---- The records

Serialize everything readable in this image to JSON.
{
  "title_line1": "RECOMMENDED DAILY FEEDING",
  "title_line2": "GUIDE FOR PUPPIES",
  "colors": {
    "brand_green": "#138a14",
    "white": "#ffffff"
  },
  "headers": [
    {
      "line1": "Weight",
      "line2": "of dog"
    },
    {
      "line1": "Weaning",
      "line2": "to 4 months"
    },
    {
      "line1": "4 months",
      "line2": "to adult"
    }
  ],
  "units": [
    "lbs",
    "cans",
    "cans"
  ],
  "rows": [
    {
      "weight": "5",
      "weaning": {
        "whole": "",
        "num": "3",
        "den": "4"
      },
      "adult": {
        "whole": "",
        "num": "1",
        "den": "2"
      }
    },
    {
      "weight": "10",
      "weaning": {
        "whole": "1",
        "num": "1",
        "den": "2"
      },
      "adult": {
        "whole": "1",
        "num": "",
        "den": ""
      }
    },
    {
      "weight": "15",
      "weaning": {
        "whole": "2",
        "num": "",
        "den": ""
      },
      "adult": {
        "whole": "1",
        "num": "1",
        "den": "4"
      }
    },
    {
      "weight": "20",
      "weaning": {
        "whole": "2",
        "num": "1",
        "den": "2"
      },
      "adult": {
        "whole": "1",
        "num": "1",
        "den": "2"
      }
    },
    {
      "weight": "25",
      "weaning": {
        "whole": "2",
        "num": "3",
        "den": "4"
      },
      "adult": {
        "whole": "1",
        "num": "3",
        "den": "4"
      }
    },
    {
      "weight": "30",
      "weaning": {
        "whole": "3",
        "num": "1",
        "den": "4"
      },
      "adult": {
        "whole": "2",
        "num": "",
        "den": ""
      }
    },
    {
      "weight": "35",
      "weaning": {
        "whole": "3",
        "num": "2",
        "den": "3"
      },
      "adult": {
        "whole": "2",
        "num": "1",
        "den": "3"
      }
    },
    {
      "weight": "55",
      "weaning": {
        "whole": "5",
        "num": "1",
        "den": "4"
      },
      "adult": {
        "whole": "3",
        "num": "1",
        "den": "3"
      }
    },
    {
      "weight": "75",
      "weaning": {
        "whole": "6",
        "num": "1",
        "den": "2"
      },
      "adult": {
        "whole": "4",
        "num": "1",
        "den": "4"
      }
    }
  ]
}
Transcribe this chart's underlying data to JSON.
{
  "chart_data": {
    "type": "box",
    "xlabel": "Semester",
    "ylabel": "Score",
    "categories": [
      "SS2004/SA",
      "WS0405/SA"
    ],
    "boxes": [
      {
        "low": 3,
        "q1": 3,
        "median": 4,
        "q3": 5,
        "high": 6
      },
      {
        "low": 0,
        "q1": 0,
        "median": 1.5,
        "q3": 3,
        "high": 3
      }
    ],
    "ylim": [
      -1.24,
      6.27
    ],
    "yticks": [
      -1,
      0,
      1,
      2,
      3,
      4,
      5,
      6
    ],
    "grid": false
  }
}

--------

### Instructions to follow
The records above must be output exactly, in full.

### Answer in full
Serialize everything readable in this image to JSON.
{
  "title_line1": "RECOMMENDED DAILY FEEDING",
  "title_line2": "GUIDE FOR PUPPIES",
  "colors": {
    "brand_green": "#138a14",
    "white": "#ffffff"
  },
  "headers": [
    {
      "line1": "Weight",
      "line2": "of dog"
    },
    {
      "line1": "Weaning",
      "line2": "to 4 months"
    },
    {
      "line1": "4 months",
      "line2": "to adult"
    }
  ],
  "units": [
    "lbs",
    "cans",
    "cans"
  ],
  "rows": [
    {
      "weight": "5",
      "weaning": {
        "whole": "",
        "num": "3",
        "den": "4"
      },
      "adult": {
        "whole": "",
        "num": "1",
        "den": "2"
      }
    },
    {
      "weight": "10",
      "weaning": {
        "whole": "1",
        "num": "1",
        "den": "2"
      },
      "adult": {
        "whole": "1",
        "num": "",
        "den": ""
      }
    },
    {
      "weight": "15",
      "weaning": {
        "whole": "2",
        "num": "",
        "den": ""
      },
      "adult": {
        "whole": "1",
        "num": "1",
        "den": "4"
      }
    },
    {
      "weight": "20",
      "weaning": {
        "whole": "2",
        "num": "1",
        "den": "2"
      },
      "adult": {
        "whole": "1",
        "num": "1",
        "den": "2"
      }
    },
    {
      "weight": "25",
      "weaning": {
        "whole": "2",
        "num": "3",
        "den": "4"
      },
      "adult": {
        "whole": "1",
        "num": "3",
        "den": "4"
      }
    },
    {
      "weight": "30",
      "weaning": {
        "whole": "3",
        "num": "1",
        "den": "4"
      },
      "adult": {
        "whole": "2",
        "num": "",
        "den": ""
      }
    },
    {
      "weight": "35",
      "weaning": {
        "whole": "3",
        "num": "2",
        "den": "3"
      },
      "adult": {
        "whole": "2",
        "num": "1",
        "den": "3"
      }
    },
    {
      "weight": "55",
      "weaning": {
        "whole": "5",
        "num": "1",
        "den": "4"
      },
      "adult": {
        "whole": "3",
        "num": "1",
        "den": "3"
      }
    },
    {
      "weight": "75",
      "weaning": {
        "whole": "6",
        "num": "1",
        "den": "2"
      },
      "adult": {
        "whole": "4",
        "num": "1",
        "den": "4"
      }
    }
  ]
}
Transcribe this chart's underlying data to JSON.
{
  "chart_data": {
    "type": "box",
    "xlabel": "Semester",
    "ylabel": "Score",
    "categories": [
      "SS2004/SA",
      "WS0405/SA"
    ],
    "boxes": [
      {
        "low": 3,
        "q1": 3,
        "median": 4,
        "q3": 5,
        "high": 6
      },
      {
        "low": 0,
        "q1": 0,
        "median": 1.5,
        "q3": 3,
        "high": 3
      }
    ],
    "ylim": [
      -1.24,
      6.27
    ],
    "yticks": [
      -1,
      0,
      1,
      2,
      3,
      4,
      5,
      6
    ],
    "grid": false
  }
}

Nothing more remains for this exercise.